• REQUEST:
Locate each line in the records containing "JSON". Copy it.

• ENTRIES PROVIDED:
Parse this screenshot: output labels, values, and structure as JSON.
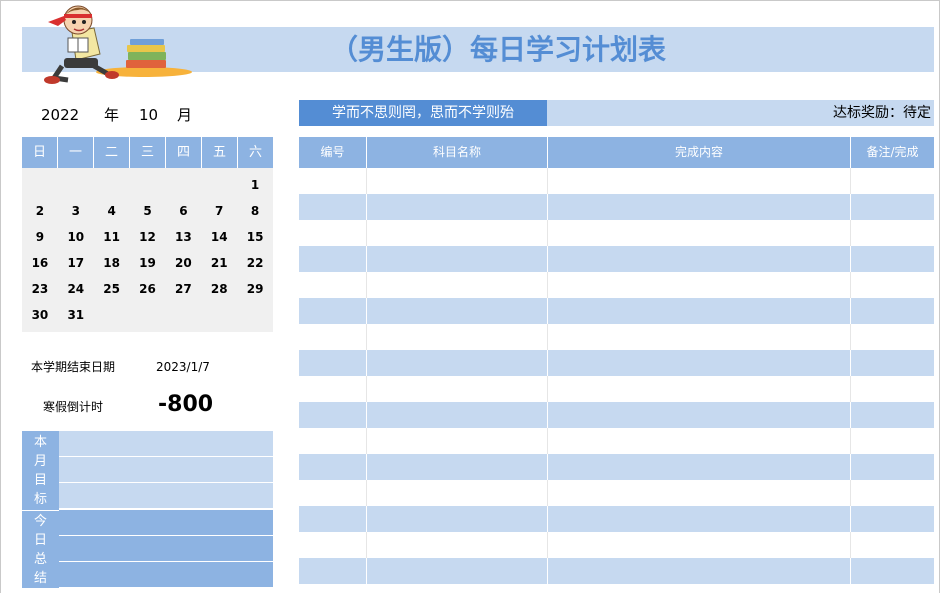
{
  "title": "（男生版）每日学习计划表",
  "date_selector": {
    "year": "2022",
    "year_unit": "年",
    "month": "10",
    "month_unit": "月"
  },
  "calendar": {
    "weekdays": [
      "日",
      "一",
      "二",
      "三",
      "四",
      "五",
      "六"
    ],
    "weeks": [
      [
        "",
        "",
        "",
        "",
        "",
        "",
        "1"
      ],
      [
        "2",
        "3",
        "4",
        "5",
        "6",
        "7",
        "8"
      ],
      [
        "9",
        "10",
        "11",
        "12",
        "13",
        "14",
        "15"
      ],
      [
        "16",
        "17",
        "18",
        "19",
        "20",
        "21",
        "22"
      ],
      [
        "23",
        "24",
        "25",
        "26",
        "27",
        "28",
        "29"
      ],
      [
        "30",
        "31",
        "",
        "",
        "",
        "",
        ""
      ]
    ]
  },
  "semester": {
    "end_label": "本学期结束日期",
    "end_date": "2023/1/7",
    "countdown_label": "寒假倒计时",
    "countdown_value": "-800"
  },
  "goals": {
    "month_goal_label": [
      "本",
      "月",
      "目",
      "标"
    ],
    "today_summary_label": [
      "今",
      "日",
      "总",
      "结"
    ]
  },
  "banner": {
    "motto": "学而不思则罔，思而不学则殆",
    "reward": "达标奖励：待定"
  },
  "table": {
    "headers": [
      "编号",
      "科目名称",
      "完成内容",
      "备注/完成"
    ],
    "row_count": 16
  },
  "colors": {
    "title_bg": "#c6d9f0",
    "title_text": "#548dd4",
    "header_bg": "#8db3e2",
    "motto_bg": "#548dd4",
    "alt_row": "#c6d9f0"
  },
  "icons": [
    "boy-reading-books-illustration"
  ]
}
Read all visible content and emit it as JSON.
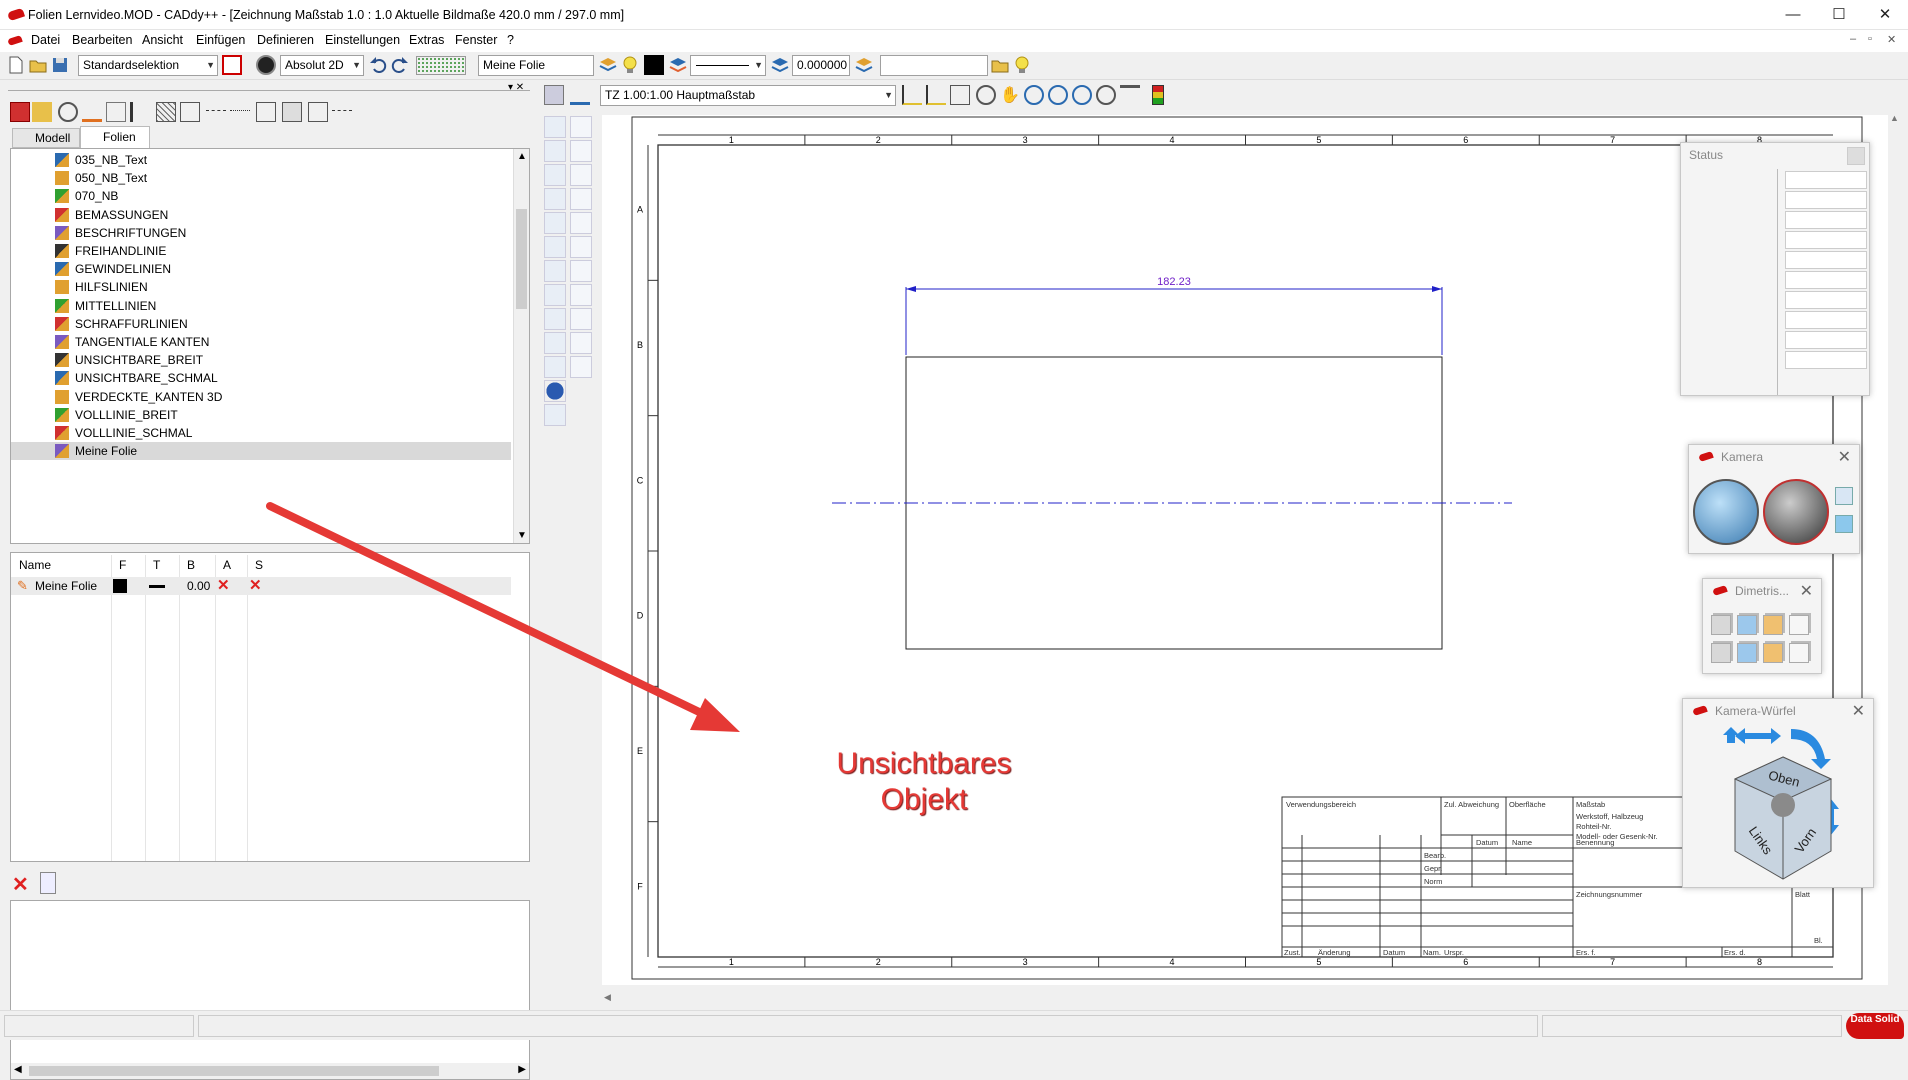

• OUTPUT:
Parse this screenshot: output labels, values, and structure as JSON.
Read all visible content and emit it as JSON.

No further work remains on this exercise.